=== What is required ===
Return all of the lines below exactly as they are.

* start Dataset entries *

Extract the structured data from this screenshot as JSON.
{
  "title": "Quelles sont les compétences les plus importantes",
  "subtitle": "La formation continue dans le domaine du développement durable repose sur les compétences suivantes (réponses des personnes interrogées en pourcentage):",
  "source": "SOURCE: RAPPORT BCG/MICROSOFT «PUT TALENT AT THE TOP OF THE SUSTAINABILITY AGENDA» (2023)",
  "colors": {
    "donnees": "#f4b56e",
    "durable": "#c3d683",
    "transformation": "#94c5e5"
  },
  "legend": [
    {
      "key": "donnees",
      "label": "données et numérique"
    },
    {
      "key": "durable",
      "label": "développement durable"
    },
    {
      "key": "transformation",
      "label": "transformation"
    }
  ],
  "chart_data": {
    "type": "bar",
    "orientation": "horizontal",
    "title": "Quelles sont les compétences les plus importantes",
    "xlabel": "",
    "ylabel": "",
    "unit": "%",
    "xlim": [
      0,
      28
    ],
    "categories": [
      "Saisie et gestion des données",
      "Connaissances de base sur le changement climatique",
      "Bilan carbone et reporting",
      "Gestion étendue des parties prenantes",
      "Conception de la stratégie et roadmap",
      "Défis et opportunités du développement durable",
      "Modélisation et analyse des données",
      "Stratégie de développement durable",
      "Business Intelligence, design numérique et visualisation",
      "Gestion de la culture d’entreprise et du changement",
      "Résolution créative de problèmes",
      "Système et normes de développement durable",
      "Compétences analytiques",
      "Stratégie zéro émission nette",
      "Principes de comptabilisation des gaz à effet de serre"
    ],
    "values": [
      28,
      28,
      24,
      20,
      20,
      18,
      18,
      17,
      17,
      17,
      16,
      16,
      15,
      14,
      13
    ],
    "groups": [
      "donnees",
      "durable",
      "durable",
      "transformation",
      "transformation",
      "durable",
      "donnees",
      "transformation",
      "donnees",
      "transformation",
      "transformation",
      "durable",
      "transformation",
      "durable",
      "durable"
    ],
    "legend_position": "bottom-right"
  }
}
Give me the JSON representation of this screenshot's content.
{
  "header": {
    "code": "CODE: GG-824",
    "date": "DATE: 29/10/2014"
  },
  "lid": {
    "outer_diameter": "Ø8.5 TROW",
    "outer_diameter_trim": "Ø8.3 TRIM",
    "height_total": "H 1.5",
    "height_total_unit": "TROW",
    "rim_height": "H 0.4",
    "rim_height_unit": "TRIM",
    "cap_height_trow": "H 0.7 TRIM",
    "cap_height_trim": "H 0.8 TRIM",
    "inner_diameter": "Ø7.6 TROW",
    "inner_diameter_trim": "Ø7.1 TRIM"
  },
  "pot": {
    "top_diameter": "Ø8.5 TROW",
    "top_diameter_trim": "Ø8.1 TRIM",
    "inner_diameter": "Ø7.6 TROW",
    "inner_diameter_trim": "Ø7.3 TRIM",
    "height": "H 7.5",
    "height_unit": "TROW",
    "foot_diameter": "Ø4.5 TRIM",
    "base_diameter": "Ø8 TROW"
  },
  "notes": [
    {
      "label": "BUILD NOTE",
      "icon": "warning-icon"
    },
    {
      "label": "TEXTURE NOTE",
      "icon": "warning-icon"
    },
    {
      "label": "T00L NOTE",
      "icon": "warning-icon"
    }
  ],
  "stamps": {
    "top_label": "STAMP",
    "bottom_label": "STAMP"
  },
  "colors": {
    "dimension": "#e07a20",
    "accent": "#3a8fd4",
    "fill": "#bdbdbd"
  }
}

* end Dataset entries *

=== Exercise answer ===
Extract the structured data from this screenshot as JSON.
{
  "title": "Quelles sont les compétences les plus importantes",
  "subtitle": "La formation continue dans le domaine du développement durable repose sur les compétences suivantes (réponses des personnes interrogées en pourcentage):",
  "source": "SOURCE: RAPPORT BCG/MICROSOFT «PUT TALENT AT THE TOP OF THE SUSTAINABILITY AGENDA» (2023)",
  "colors": {
    "donnees": "#f4b56e",
    "durable": "#c3d683",
    "transformation": "#94c5e5"
  },
  "legend": [
    {
      "key": "donnees",
      "label": "données et numérique"
    },
    {
      "key": "durable",
      "label": "développement durable"
    },
    {
      "key": "transformation",
      "label": "transformation"
    }
  ],
  "chart_data": {
    "type": "bar",
    "orientation": "horizontal",
    "title": "Quelles sont les compétences les plus importantes",
    "xlabel": "",
    "ylabel": "",
    "unit": "%",
    "xlim": [
      0,
      28
    ],
    "categories": [
      "Saisie et gestion des données",
      "Connaissances de base sur le changement climatique",
      "Bilan carbone et reporting",
      "Gestion étendue des parties prenantes",
      "Conception de la stratégie et roadmap",
      "Défis et opportunités du développement durable",
      "Modélisation et analyse des données",
      "Stratégie de développement durable",
      "Business Intelligence, design numérique et visualisation",
      "Gestion de la culture d’entreprise et du changement",
      "Résolution créative de problèmes",
      "Système et normes de développement durable",
      "Compétences analytiques",
      "Stratégie zéro émission nette",
      "Principes de comptabilisation des gaz à effet de serre"
    ],
    "values": [
      28,
      28,
      24,
      20,
      20,
      18,
      18,
      17,
      17,
      17,
      16,
      16,
      15,
      14,
      13
    ],
    "groups": [
      "donnees",
      "durable",
      "durable",
      "transformation",
      "transformation",
      "durable",
      "donnees",
      "transformation",
      "donnees",
      "transformation",
      "transformation",
      "durable",
      "transformation",
      "durable",
      "durable"
    ],
    "legend_position": "bottom-right"
  }
}
Give me the JSON representation of this screenshot's content.
{
  "header": {
    "code": "CODE: GG-824",
    "date": "DATE: 29/10/2014"
  },
  "lid": {
    "outer_diameter": "Ø8.5 TROW",
    "outer_diameter_trim": "Ø8.3 TRIM",
    "height_total": "H 1.5",
    "height_total_unit": "TROW",
    "rim_height": "H 0.4",
    "rim_height_unit": "TRIM",
    "cap_height_trow": "H 0.7 TRIM",
    "cap_height_trim": "H 0.8 TRIM",
    "inner_diameter": "Ø7.6 TROW",
    "inner_diameter_trim": "Ø7.1 TRIM"
  },
  "pot": {
    "top_diameter": "Ø8.5 TROW",
    "top_diameter_trim": "Ø8.1 TRIM",
    "inner_diameter": "Ø7.6 TROW",
    "inner_diameter_trim": "Ø7.3 TRIM",
    "height": "H 7.5",
    "height_unit": "TROW",
    "foot_diameter": "Ø4.5 TRIM",
    "base_diameter": "Ø8 TROW"
  },
  "notes": [
    {
      "label": "BUILD NOTE",
      "icon": "warning-icon"
    },
    {
      "label": "TEXTURE NOTE",
      "icon": "warning-icon"
    },
    {
      "label": "T00L NOTE",
      "icon": "warning-icon"
    }
  ],
  "stamps": {
    "top_label": "STAMP",
    "bottom_label": "STAMP"
  },
  "colors": {
    "dimension": "#e07a20",
    "accent": "#3a8fd4",
    "fill": "#bdbdbd"
  }
}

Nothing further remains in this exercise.